Records shown:
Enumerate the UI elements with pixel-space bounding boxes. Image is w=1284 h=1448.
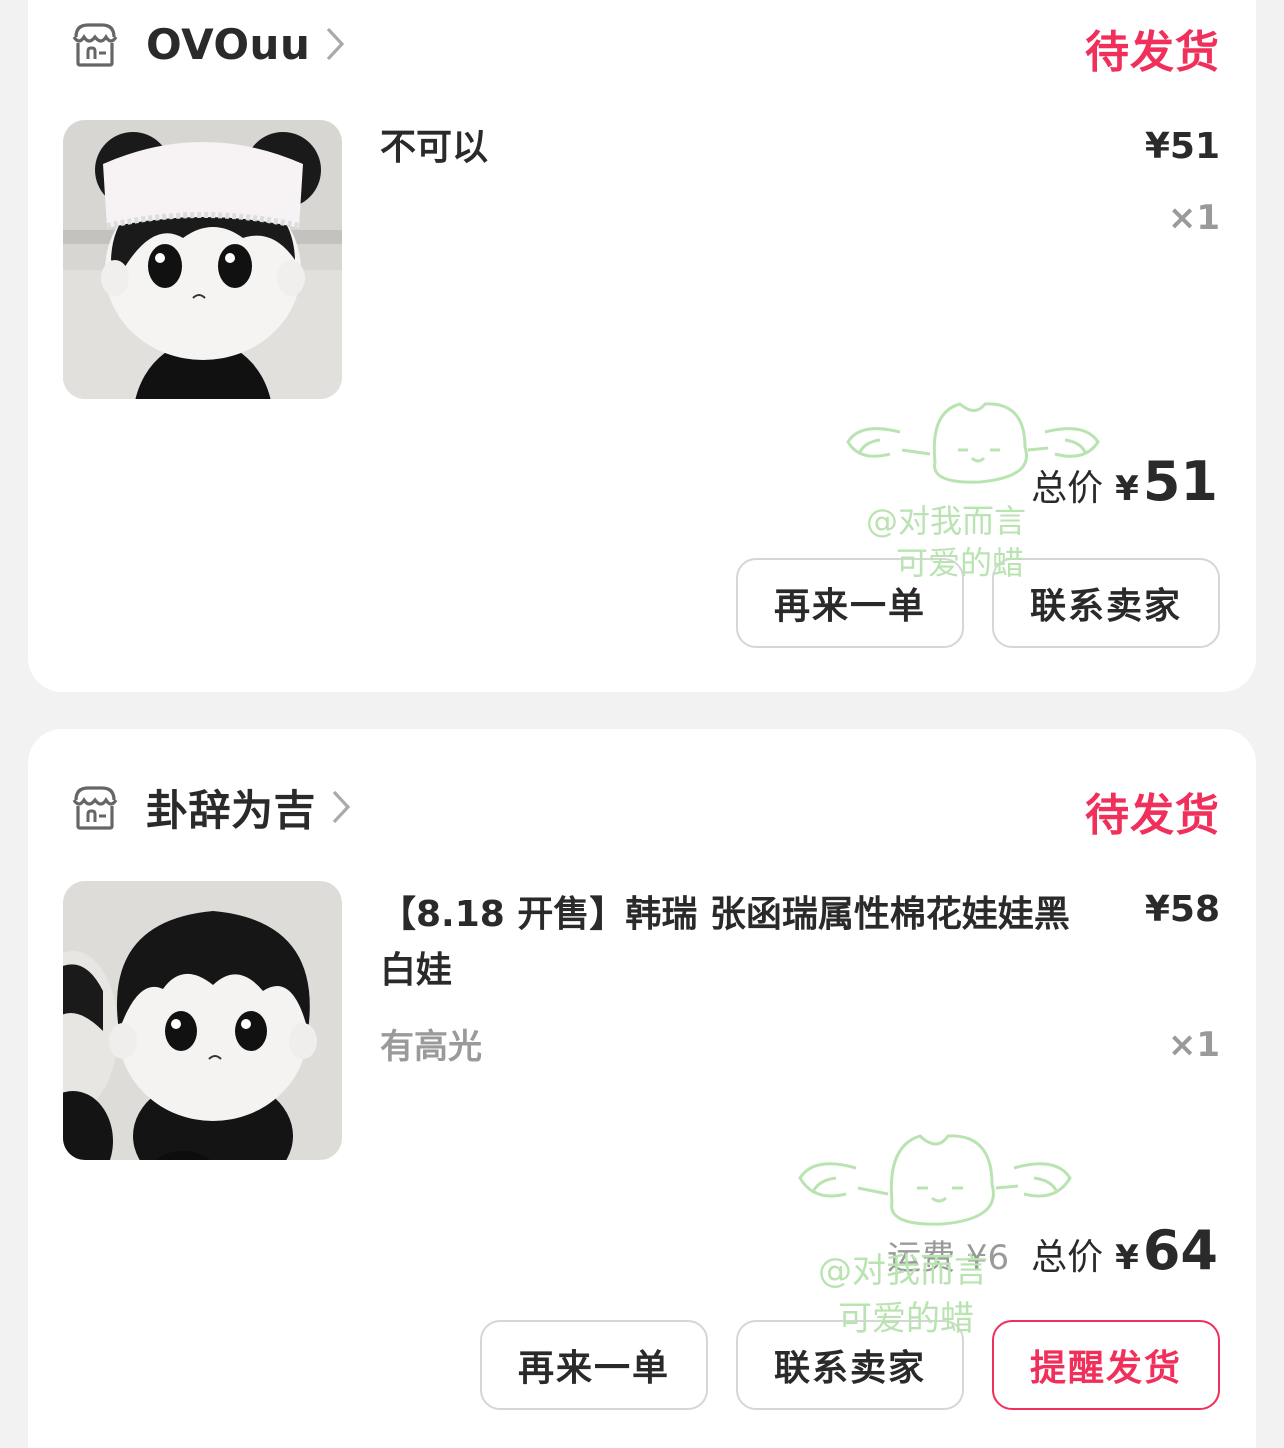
order-actions: 再来一单 联系卖家 — [736, 558, 1220, 648]
currency-symbol: ¥ — [1115, 469, 1139, 509]
product-title[interactable]: 不可以 — [380, 120, 1100, 176]
contact-seller-button[interactable]: 联系卖家 — [992, 558, 1220, 648]
total-amount: 51 — [1142, 450, 1218, 513]
product-thumbnail[interactable] — [63, 881, 342, 1160]
product-spec: 有高光 — [380, 1027, 482, 1067]
order-status: 待发货 — [1085, 790, 1220, 841]
shop-name: 卦辞为吉 — [146, 785, 317, 835]
remind-shipping-button[interactable]: 提醒发货 — [992, 1320, 1220, 1410]
shop-name: OVOuu — [146, 19, 311, 69]
store-icon — [72, 786, 118, 830]
plush-doll-image — [63, 120, 342, 399]
total-amount: 64 — [1142, 1219, 1218, 1282]
plush-doll-image — [63, 881, 342, 1160]
chevron-right-icon — [327, 27, 345, 61]
product-price: ¥58 — [1144, 889, 1220, 930]
total-label: 总价 — [1031, 468, 1104, 509]
shop-header[interactable]: 卦辞为吉 待发货 — [68, 777, 1220, 841]
contact-seller-button[interactable]: 联系卖家 — [736, 1320, 964, 1410]
product-price: ¥51 — [1144, 126, 1220, 167]
order-card: 卦辞为吉 待发货 【8.18 开售】韩瑞 张函瑞属性棉花娃娃黑白娃 有高光 ¥5… — [28, 729, 1256, 1448]
order-total: 总价 ¥ 51 — [1031, 450, 1218, 513]
order-card: OVOuu 待发货 不可以 ¥51 ×1 总价 ¥ 51 再来一单 联系卖家 — [28, 0, 1256, 692]
reorder-button[interactable]: 再来一单 — [736, 558, 964, 648]
product-quantity: ×1 — [1167, 1025, 1220, 1065]
total-label: 总价 — [1031, 1237, 1104, 1278]
order-total: 运费 ¥6 总价 ¥ 64 — [887, 1219, 1218, 1282]
reorder-button[interactable]: 再来一单 — [480, 1320, 708, 1410]
product-title[interactable]: 【8.18 开售】韩瑞 张函瑞属性棉花娃娃黑白娃 — [380, 887, 1100, 999]
product-quantity: ×1 — [1167, 198, 1220, 238]
chevron-right-icon — [332, 790, 351, 824]
order-status: 待发货 — [1085, 27, 1220, 78]
product-thumbnail[interactable] — [63, 120, 342, 399]
shipping-fee: 运费 ¥6 — [887, 1238, 1010, 1278]
store-icon — [72, 23, 118, 67]
order-actions: 再来一单 联系卖家 提醒发货 — [480, 1320, 1220, 1410]
shop-header[interactable]: OVOuu 待发货 — [68, 14, 1220, 78]
currency-symbol: ¥ — [1115, 1238, 1139, 1278]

The task: Switch every "reorder-button" in the records to "buy-again-button", then give all the lines again with nothing else changed. Leave the picture out.

Problem solution:
Enumerate the UI elements with pixel-space bounding boxes. Image is w=1284 h=1448.
order-actions: 再来一单 联系卖家 — [736, 558, 1220, 648]
currency-symbol: ¥ — [1115, 469, 1139, 509]
product-title[interactable]: 不可以 — [380, 120, 1100, 176]
contact-seller-button[interactable]: 联系卖家 — [992, 558, 1220, 648]
total-amount: 51 — [1142, 450, 1218, 513]
product-thumbnail[interactable] — [63, 881, 342, 1160]
product-spec: 有高光 — [380, 1027, 482, 1067]
order-status: 待发货 — [1085, 790, 1220, 841]
shop-name: 卦辞为吉 — [146, 785, 317, 835]
remind-shipping-button[interactable]: 提醒发货 — [992, 1320, 1220, 1410]
shop-name: OVOuu — [146, 19, 311, 69]
store-icon — [72, 786, 118, 830]
plush-doll-image — [63, 120, 342, 399]
total-amount: 64 — [1142, 1219, 1218, 1282]
plush-doll-image — [63, 881, 342, 1160]
chevron-right-icon — [327, 27, 345, 61]
product-price: ¥58 — [1144, 889, 1220, 930]
total-label: 总价 — [1031, 468, 1104, 509]
shop-header[interactable]: 卦辞为吉 待发货 — [68, 777, 1220, 841]
contact-seller-button[interactable]: 联系卖家 — [736, 1320, 964, 1410]
product-price: ¥51 — [1144, 126, 1220, 167]
order-card: 卦辞为吉 待发货 【8.18 开售】韩瑞 张函瑞属性棉花娃娃黑白娃 有高光 ¥5… — [28, 729, 1256, 1448]
order-total: 总价 ¥ 51 — [1031, 450, 1218, 513]
order-card: OVOuu 待发货 不可以 ¥51 ×1 总价 ¥ 51 再来一单 联系卖家 — [28, 0, 1256, 692]
buy-again-button[interactable]: 再来一单 — [736, 558, 964, 648]
product-quantity: ×1 — [1167, 1025, 1220, 1065]
total-label: 总价 — [1031, 1237, 1104, 1278]
order-total: 运费 ¥6 总价 ¥ 64 — [887, 1219, 1218, 1282]
buy-again-button[interactable]: 再来一单 — [480, 1320, 708, 1410]
product-title[interactable]: 【8.18 开售】韩瑞 张函瑞属性棉花娃娃黑白娃 — [380, 887, 1100, 999]
product-quantity: ×1 — [1167, 198, 1220, 238]
chevron-right-icon — [332, 790, 351, 824]
order-status: 待发货 — [1085, 27, 1220, 78]
product-thumbnail[interactable] — [63, 120, 342, 399]
shipping-fee: 运费 ¥6 — [887, 1238, 1010, 1278]
store-icon — [72, 23, 118, 67]
order-actions: 再来一单 联系卖家 提醒发货 — [480, 1320, 1220, 1410]
shop-header[interactable]: OVOuu 待发货 — [68, 14, 1220, 78]
currency-symbol: ¥ — [1115, 1238, 1139, 1278]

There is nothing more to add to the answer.